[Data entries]
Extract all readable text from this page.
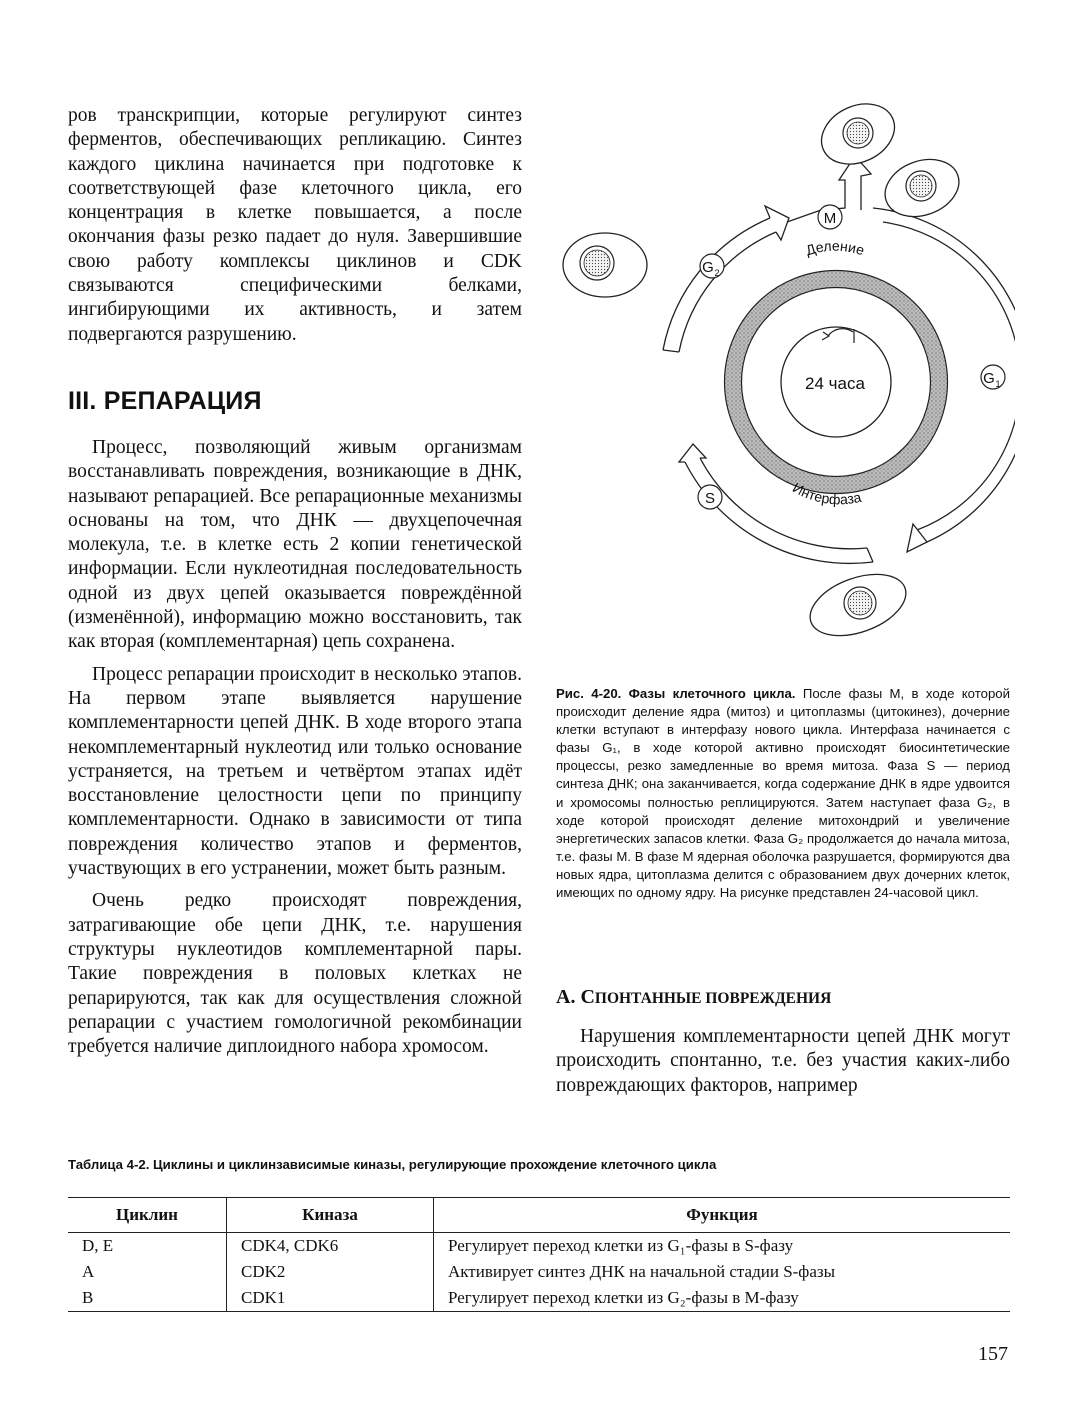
ров транскрипции, которые регулируют синтез ферментов, обеспечивающих репликацию. Синтез каждого циклина начинается при подготовке к соответствующей фазе клеточного цикла, его концентрация в клетке повышается, а после окончания фазы резко падает до нуля. Завершившие свою работу комплексы циклинов и CDK связываются специфическими белками, ингибирующими их активность, и затем подвергаются разрушению.

III. РЕПАРАЦИЯ

Процесс, позволяющий живым организмам восстанавливать повреждения, возникающие в ДНК, называют репарацией. Все репарационные механизмы основаны на том, что ДНК — двухцепочечная молекула, т.е. в клетке есть 2 копии генетической информации. Если нуклеотидная последовательность одной из двух цепей оказывается повреждённой (изменённой), информацию можно восстановить, так как вторая (комплементарная) цепь сохранена.

Процесс репарации происходит в несколько этапов. На первом этапе выявляется нарушение комплементарности цепей ДНК. В ходе второго этапа некомплементарный нуклеотид или только основание устраняется, на третьем и четвёртом этапах идёт восстановление целостности цепи по принципу комплементарности. Однако в зависимости от типа повреждения количество этапов и ферментов, участвующих в его устранении, может быть разным.

Очень редко происходят повреждения, затрагивающие обе цепи ДНК, т.е. нарушения структуры нуклеотидов комплементарной пары. Такие повреждения в половых клетках не репарируются, так как для осуществления сложной репарации с участием гомологичной рекомбинации требуется наличие диплоидного набора хромосом.

24 часа
Деление
Интерфаза
M
G 2
G 1
S

Рис. 4-20. Фазы клеточного цикла. После фазы М, в ходе которой происходит деление ядра (митоз) и цитоплазмы (цитокинез), дочерние клетки вступают в интерфазу нового цикла. Интерфаза начинается с фазы G₁, в ходе которой активно происходят биосинтетические процессы, резко замедленные во время митоза. Фаза S — период синтеза ДНК; она заканчивается, когда содержание ДНК в ядре удвоится и хромосомы полностью реплицируются. Затем наступает фаза G₂, в ходе которой происходят деление митохондрий и увеличение энергетических запасов клетки. Фаза G₂ продолжается до начала митоза, т.е. фазы М. В фазе М ядерная оболочка разрушается, формируются два новых ядра, цитоплазма делится с образованием двух дочерних клеток, имеющих по одному ядру. На рисунке представлен 24-часовой цикл.

А. СПОНТАННЫЕ ПОВРЕЖДЕНИЯ

Нарушения комплементарности цепей ДНК могут происходить спонтанно, т.е. без участия каких-либо повреждающих факторов, например

Таблица 4-2. Циклины и циклинзависимые киназы, регулирующие прохождение клеточного цикла

Циклин	Киназа	Функция
D, E	CDK4, CDK6	Регулирует переход клетки из G₁-фазы в S-фазу
A	CDK2	Активирует синтез ДНК на начальной стадии S-фазы
B	CDK1	Регулирует переход клетки из G₂-фазы в М-фазу

157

Your instructions:
Leave out the pictures and transcribe the entries above exactly.

Answer to this problem:
Extract all readable text from this page.
ров транскрипции, которые регулируют синтез ферментов, обеспечивающих репликацию. Синтез каждого циклина начинается при подготовке к соответствующей фазе клеточного цикла, его концентрация в клетке повышается, а после окончания фазы резко падает до нуля. Завершившие свою работу комплексы циклинов и CDK связываются специфическими белками, ингибирующими их активность, и затем подвергаются разрушению.

III. РЕПАРАЦИЯ

Процесс, позволяющий живым организмам восстанавливать повреждения, возникающие в ДНК, называют репарацией. Все репарационные механизмы основаны на том, что ДНК — двухцепочечная молекула, т.е. в клетке есть 2 копии генетической информации. Если нуклеотидная последовательность одной из двух цепей оказывается повреждённой (изменённой), информацию можно восстановить, так как вторая (комплементарная) цепь сохранена.

Процесс репарации происходит в несколько этапов. На первом этапе выявляется нарушение комплементарности цепей ДНК. В ходе второго этапа некомплементарный нуклеотид или только основание устраняется, на третьем и четвёртом этапах идёт восстановление целостности цепи по принципу комплементарности. Однако в зависимости от типа повреждения количество этапов и ферментов, участвующих в его устранении, может быть разным.

Очень редко происходят повреждения, затрагивающие обе цепи ДНК, т.е. нарушения структуры нуклеотидов комплементарной пары. Такие повреждения в половых клетках не репарируются, так как для осуществления сложной репарации с участием гомологичной рекомбинации требуется наличие диплоидного набора хромосом.

24 часа
Деление
Интерфаза
M
G 2
G 1
S

Рис. 4-20. Фазы клеточного цикла. После фазы М, в ходе которой происходит деление ядра (митоз) и цитоплазмы (цитокинез), дочерние клетки вступают в интерфазу нового цикла. Интерфаза начинается с фазы G₁, в ходе которой активно происходят биосинтетические процессы, резко замедленные во время митоза. Фаза S — период синтеза ДНК; она заканчивается, когда содержание ДНК в ядре удвоится и хромосомы полностью реплицируются. Затем наступает фаза G₂, в ходе которой происходят деление митохондрий и увеличение энергетических запасов клетки. Фаза G₂ продолжается до начала митоза, т.е. фазы М. В фазе М ядерная оболочка разрушается, формируются два новых ядра, цитоплазма делится с образованием двух дочерних клеток, имеющих по одному ядру. На рисунке представлен 24-часовой цикл.

А. СПОНТАННЫЕ ПОВРЕЖДЕНИЯ

Нарушения комплементарности цепей ДНК могут происходить спонтанно, т.е. без участия каких-либо повреждающих факторов, например

Таблица 4-2. Циклины и циклинзависимые киназы, регулирующие прохождение клеточного цикла

Циклин	Киназа	Функция
D, E	CDK4, CDK6	Регулирует переход клетки из G₁-фазы в S-фазу
A	CDK2	Активирует синтез ДНК на начальной стадии S-фазы
B	CDK1	Регулирует переход клетки из G₂-фазы в М-фазу

157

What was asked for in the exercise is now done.